(Stored data entries)
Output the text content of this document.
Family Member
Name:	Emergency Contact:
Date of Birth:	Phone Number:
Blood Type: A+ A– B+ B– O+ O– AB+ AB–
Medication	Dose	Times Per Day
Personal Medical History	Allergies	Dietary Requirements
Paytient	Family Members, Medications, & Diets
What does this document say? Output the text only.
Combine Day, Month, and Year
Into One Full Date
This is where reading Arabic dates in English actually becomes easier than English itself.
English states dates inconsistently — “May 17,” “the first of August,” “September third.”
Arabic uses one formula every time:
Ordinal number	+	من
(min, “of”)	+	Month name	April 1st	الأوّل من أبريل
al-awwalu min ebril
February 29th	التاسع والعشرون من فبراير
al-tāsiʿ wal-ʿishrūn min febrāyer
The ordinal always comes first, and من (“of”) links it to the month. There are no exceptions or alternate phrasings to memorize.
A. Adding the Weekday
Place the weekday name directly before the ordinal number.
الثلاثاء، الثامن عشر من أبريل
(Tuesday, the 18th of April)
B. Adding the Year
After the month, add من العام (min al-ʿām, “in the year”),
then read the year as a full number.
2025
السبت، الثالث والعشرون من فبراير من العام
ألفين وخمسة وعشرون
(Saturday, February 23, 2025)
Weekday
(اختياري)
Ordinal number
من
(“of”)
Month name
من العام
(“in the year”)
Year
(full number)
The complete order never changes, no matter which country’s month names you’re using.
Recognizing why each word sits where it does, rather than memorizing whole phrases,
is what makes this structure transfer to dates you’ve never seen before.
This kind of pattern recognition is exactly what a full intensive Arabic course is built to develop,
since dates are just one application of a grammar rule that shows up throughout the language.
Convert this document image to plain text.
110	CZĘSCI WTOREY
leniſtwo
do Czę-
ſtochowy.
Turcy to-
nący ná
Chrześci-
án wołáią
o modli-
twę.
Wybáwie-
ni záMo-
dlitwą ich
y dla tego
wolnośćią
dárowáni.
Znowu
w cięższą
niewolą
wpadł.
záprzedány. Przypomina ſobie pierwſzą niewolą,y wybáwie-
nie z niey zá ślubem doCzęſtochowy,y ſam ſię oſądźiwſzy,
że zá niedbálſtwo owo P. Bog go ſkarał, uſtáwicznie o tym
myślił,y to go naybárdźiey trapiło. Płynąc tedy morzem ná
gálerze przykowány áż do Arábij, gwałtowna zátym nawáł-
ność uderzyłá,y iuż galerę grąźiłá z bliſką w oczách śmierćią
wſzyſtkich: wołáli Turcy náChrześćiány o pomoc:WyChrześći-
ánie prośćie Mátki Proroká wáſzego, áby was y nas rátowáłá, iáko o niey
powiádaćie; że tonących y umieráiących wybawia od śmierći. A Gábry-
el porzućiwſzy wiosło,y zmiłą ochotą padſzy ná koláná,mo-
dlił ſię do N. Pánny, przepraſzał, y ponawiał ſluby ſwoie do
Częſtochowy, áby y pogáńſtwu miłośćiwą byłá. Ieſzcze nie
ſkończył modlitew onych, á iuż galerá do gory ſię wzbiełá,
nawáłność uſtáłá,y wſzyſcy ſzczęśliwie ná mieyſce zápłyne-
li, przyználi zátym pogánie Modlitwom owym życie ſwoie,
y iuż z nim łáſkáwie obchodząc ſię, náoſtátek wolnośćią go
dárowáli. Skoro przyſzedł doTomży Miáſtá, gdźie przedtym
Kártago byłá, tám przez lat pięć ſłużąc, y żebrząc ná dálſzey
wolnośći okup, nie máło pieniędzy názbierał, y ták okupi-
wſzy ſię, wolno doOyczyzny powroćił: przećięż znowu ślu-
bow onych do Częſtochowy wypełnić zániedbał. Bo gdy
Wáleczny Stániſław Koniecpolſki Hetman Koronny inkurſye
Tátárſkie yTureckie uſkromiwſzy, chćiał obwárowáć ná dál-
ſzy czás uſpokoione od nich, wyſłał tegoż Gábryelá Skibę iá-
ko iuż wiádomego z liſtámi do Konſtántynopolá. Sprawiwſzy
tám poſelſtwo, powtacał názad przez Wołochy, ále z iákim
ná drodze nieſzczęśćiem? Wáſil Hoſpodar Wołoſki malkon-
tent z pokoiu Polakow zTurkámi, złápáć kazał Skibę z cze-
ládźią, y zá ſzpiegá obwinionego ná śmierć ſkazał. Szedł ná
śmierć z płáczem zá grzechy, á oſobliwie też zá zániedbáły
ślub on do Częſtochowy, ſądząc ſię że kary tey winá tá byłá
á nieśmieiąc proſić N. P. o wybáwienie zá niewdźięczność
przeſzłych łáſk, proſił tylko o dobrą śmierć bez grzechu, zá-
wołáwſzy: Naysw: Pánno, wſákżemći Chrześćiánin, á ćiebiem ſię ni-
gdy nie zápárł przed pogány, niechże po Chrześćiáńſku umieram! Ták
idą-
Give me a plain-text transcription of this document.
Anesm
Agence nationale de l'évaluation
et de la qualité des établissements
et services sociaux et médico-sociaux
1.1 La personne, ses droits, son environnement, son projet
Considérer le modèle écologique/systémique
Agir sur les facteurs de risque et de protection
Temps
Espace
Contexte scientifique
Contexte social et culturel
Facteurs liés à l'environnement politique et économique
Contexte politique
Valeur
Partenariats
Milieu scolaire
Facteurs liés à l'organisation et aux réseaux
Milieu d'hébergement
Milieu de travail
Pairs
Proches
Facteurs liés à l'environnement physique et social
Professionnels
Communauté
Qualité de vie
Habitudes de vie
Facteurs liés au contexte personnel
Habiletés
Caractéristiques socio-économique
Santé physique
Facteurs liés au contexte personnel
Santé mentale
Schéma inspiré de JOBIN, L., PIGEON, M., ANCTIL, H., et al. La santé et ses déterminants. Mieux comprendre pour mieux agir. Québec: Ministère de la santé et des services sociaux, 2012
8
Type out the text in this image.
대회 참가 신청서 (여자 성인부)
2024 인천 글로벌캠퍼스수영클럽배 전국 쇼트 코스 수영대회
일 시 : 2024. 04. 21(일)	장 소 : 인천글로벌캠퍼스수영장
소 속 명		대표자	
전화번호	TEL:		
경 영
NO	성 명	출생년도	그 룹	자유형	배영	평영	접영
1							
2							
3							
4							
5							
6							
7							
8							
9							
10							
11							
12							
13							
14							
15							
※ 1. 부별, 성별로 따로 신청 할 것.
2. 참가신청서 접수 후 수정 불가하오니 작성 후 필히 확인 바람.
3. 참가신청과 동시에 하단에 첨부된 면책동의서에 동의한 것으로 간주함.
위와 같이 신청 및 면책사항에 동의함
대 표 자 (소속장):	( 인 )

**Exercise task**
Repeat the records above in full, character for character.

**Exercise output**
Output the text content of this document.
Family Member
Name:	Emergency Contact:
Date of Birth:	Phone Number:
Blood Type: A+ A– B+ B– O+ O– AB+ AB–
Medication	Dose	Times Per Day
Personal Medical History	Allergies	Dietary Requirements
Paytient	Family Members, Medications, & Diets
What does this document say? Output the text only.
Combine Day, Month, and Year
Into One Full Date
This is where reading Arabic dates in English actually becomes easier than English itself.
English states dates inconsistently — “May 17,” “the first of August,” “September third.”
Arabic uses one formula every time:
Ordinal number	+	من
(min, “of”)	+	Month name	April 1st	الأوّل من أبريل
al-awwalu min ebril
February 29th	التاسع والعشرون من فبراير
al-tāsiʿ wal-ʿishrūn min febrāyer
The ordinal always comes first, and من (“of”) links it to the month. There are no exceptions or alternate phrasings to memorize.
A. Adding the Weekday
Place the weekday name directly before the ordinal number.
الثلاثاء، الثامن عشر من أبريل
(Tuesday, the 18th of April)
B. Adding the Year
After the month, add من العام (min al-ʿām, “in the year”),
then read the year as a full number.
2025
السبت، الثالث والعشرون من فبراير من العام
ألفين وخمسة وعشرون
(Saturday, February 23, 2025)
Weekday
(اختياري)
Ordinal number
من
(“of”)
Month name
من العام
(“in the year”)
Year
(full number)
The complete order never changes, no matter which country’s month names you’re using.
Recognizing why each word sits where it does, rather than memorizing whole phrases,
is what makes this structure transfer to dates you’ve never seen before.
This kind of pattern recognition is exactly what a full intensive Arabic course is built to develop,
since dates are just one application of a grammar rule that shows up throughout the language.
Convert this document image to plain text.
110	CZĘSCI WTOREY
leniſtwo
do Czę-
ſtochowy.
Turcy to-
nący ná
Chrześci-
án wołáią
o modli-
twę.
Wybáwie-
ni záMo-
dlitwą ich
y dla tego
wolnośćią
dárowáni.
Znowu
w cięższą
niewolą
wpadł.
záprzedány. Przypomina ſobie pierwſzą niewolą,y wybáwie-
nie z niey zá ślubem doCzęſtochowy,y ſam ſię oſądźiwſzy,
że zá niedbálſtwo owo P. Bog go ſkarał, uſtáwicznie o tym
myślił,y to go naybárdźiey trapiło. Płynąc tedy morzem ná
gálerze przykowány áż do Arábij, gwałtowna zátym nawáł-
ność uderzyłá,y iuż galerę grąźiłá z bliſką w oczách śmierćią
wſzyſtkich: wołáli Turcy náChrześćiány o pomoc:WyChrześći-
ánie prośćie Mátki Proroká wáſzego, áby was y nas rátowáłá, iáko o niey
powiádaćie; że tonących y umieráiących wybawia od śmierći. A Gábry-
el porzućiwſzy wiosło,y zmiłą ochotą padſzy ná koláná,mo-
dlił ſię do N. Pánny, przepraſzał, y ponawiał ſluby ſwoie do
Częſtochowy, áby y pogáńſtwu miłośćiwą byłá. Ieſzcze nie
ſkończył modlitew onych, á iuż galerá do gory ſię wzbiełá,
nawáłność uſtáłá,y wſzyſcy ſzczęśliwie ná mieyſce zápłyne-
li, przyználi zátym pogánie Modlitwom owym życie ſwoie,
y iuż z nim łáſkáwie obchodząc ſię, náoſtátek wolnośćią go
dárowáli. Skoro przyſzedł doTomży Miáſtá, gdźie przedtym
Kártago byłá, tám przez lat pięć ſłużąc, y żebrząc ná dálſzey
wolnośći okup, nie máło pieniędzy názbierał, y ták okupi-
wſzy ſię, wolno doOyczyzny powroćił: przećięż znowu ślu-
bow onych do Częſtochowy wypełnić zániedbał. Bo gdy
Wáleczny Stániſław Koniecpolſki Hetman Koronny inkurſye
Tátárſkie yTureckie uſkromiwſzy, chćiał obwárowáć ná dál-
ſzy czás uſpokoione od nich, wyſłał tegoż Gábryelá Skibę iá-
ko iuż wiádomego z liſtámi do Konſtántynopolá. Sprawiwſzy
tám poſelſtwo, powtacał názad przez Wołochy, ále z iákim
ná drodze nieſzczęśćiem? Wáſil Hoſpodar Wołoſki malkon-
tent z pokoiu Polakow zTurkámi, złápáć kazał Skibę z cze-
ládźią, y zá ſzpiegá obwinionego ná śmierć ſkazał. Szedł ná
śmierć z płáczem zá grzechy, á oſobliwie też zá zániedbáły
ślub on do Częſtochowy, ſądząc ſię że kary tey winá tá byłá
á nieśmieiąc proſić N. P. o wybáwienie zá niewdźięczność
przeſzłych łáſk, proſił tylko o dobrą śmierć bez grzechu, zá-
wołáwſzy: Naysw: Pánno, wſákżemći Chrześćiánin, á ćiebiem ſię ni-
gdy nie zápárł przed pogány, niechże po Chrześćiáńſku umieram! Ták
idą-
Give me a plain-text transcription of this document.
Anesm
Agence nationale de l'évaluation
et de la qualité des établissements
et services sociaux et médico-sociaux
1.1 La personne, ses droits, son environnement, son projet
Considérer le modèle écologique/systémique
Agir sur les facteurs de risque et de protection
Temps
Espace
Contexte scientifique
Contexte social et culturel
Facteurs liés à l'environnement politique et économique
Contexte politique
Valeur
Partenariats
Milieu scolaire
Facteurs liés à l'organisation et aux réseaux
Milieu d'hébergement
Milieu de travail
Pairs
Proches
Facteurs liés à l'environnement physique et social
Professionnels
Communauté
Qualité de vie
Habitudes de vie
Facteurs liés au contexte personnel
Habiletés
Caractéristiques socio-économique
Santé physique
Facteurs liés au contexte personnel
Santé mentale
Schéma inspiré de JOBIN, L., PIGEON, M., ANCTIL, H., et al. La santé et ses déterminants. Mieux comprendre pour mieux agir. Québec: Ministère de la santé et des services sociaux, 2012
8
Type out the text in this image.
대회 참가 신청서 (여자 성인부)
2024 인천 글로벌캠퍼스수영클럽배 전국 쇼트 코스 수영대회
일 시 : 2024. 04. 21(일)	장 소 : 인천글로벌캠퍼스수영장
소 속 명		대표자	
전화번호	TEL:		
경 영
NO	성 명	출생년도	그 룹	자유형	배영	평영	접영
1							
2							
3							
4							
5							
6							
7							
8							
9							
10							
11							
12							
13							
14							
15							
※ 1. 부별, 성별로 따로 신청 할 것.
2. 참가신청서 접수 후 수정 불가하오니 작성 후 필히 확인 바람.
3. 참가신청과 동시에 하단에 첨부된 면책동의서에 동의한 것으로 간주함.
위와 같이 신청 및 면책사항에 동의함
대 표 자 (소속장):	( 인 )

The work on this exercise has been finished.